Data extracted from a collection
----

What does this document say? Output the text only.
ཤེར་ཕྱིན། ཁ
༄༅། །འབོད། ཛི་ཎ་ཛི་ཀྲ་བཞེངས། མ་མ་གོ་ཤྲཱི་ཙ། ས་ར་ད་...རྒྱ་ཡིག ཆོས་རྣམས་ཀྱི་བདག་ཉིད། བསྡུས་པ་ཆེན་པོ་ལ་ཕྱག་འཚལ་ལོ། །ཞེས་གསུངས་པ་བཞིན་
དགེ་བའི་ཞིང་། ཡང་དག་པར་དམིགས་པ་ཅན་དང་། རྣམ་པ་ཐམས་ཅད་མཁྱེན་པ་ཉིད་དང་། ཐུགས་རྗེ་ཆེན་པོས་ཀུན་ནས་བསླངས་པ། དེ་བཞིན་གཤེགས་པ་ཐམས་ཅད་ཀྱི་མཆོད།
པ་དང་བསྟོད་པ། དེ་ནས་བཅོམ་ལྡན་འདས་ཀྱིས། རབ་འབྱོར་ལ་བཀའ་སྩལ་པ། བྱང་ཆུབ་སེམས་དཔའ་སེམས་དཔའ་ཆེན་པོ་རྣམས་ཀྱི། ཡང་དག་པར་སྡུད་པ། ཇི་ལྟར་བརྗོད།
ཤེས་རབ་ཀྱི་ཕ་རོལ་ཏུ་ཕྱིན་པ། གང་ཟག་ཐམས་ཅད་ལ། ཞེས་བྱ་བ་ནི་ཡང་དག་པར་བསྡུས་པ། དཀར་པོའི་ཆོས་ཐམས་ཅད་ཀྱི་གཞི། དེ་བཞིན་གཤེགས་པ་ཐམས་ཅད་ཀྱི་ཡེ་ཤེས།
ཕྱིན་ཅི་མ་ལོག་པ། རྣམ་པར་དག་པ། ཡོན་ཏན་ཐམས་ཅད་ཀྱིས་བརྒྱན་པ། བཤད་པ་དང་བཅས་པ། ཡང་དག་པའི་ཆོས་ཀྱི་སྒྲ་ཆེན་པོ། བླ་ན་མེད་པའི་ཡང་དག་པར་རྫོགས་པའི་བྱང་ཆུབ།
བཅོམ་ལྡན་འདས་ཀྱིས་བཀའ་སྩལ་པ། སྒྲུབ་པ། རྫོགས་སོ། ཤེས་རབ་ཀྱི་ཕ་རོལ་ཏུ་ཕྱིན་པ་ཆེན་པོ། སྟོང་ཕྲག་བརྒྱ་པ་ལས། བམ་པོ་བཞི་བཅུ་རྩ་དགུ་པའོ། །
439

----

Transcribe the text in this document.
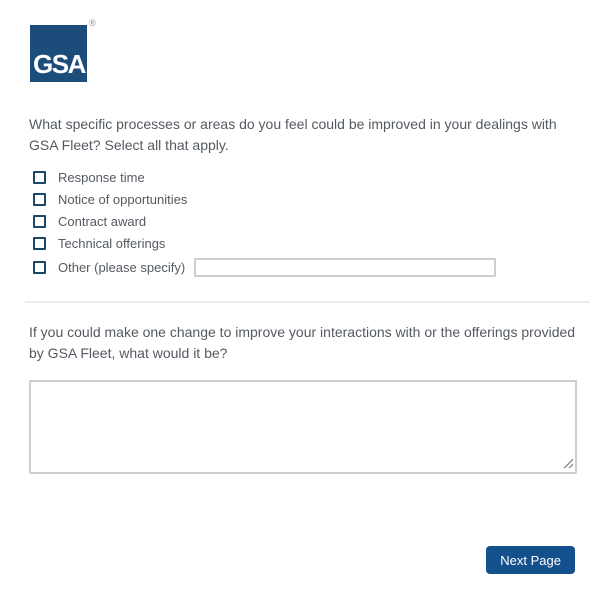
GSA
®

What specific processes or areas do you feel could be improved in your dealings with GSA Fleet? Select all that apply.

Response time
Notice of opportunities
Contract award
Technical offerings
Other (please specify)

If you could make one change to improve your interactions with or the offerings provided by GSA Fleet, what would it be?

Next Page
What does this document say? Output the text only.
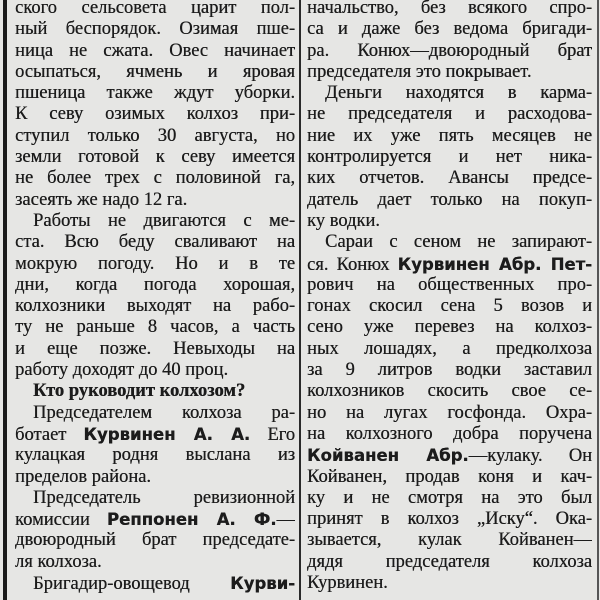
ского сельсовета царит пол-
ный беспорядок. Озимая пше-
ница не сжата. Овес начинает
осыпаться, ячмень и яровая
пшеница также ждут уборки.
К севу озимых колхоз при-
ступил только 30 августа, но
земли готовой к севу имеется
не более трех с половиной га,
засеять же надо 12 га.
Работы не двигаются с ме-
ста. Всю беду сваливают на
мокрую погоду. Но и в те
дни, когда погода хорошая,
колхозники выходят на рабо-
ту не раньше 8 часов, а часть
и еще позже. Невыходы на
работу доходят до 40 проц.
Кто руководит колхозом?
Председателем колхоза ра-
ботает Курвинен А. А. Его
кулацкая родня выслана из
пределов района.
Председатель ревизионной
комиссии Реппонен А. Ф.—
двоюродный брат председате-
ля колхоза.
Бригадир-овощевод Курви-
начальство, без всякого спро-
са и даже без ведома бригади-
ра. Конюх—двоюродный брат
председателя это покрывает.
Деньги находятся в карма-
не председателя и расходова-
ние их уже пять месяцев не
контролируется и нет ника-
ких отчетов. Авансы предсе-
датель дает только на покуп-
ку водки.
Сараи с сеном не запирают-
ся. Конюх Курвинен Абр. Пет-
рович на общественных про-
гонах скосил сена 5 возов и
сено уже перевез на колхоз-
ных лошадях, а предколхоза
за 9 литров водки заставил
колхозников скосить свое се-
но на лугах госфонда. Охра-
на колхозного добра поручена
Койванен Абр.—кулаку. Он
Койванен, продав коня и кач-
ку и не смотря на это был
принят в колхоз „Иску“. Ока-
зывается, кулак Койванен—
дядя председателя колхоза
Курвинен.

----

* _What the task asks_:
Report how many lines above hold the string "could", giving nothing but the number.

* _Full solution_:
2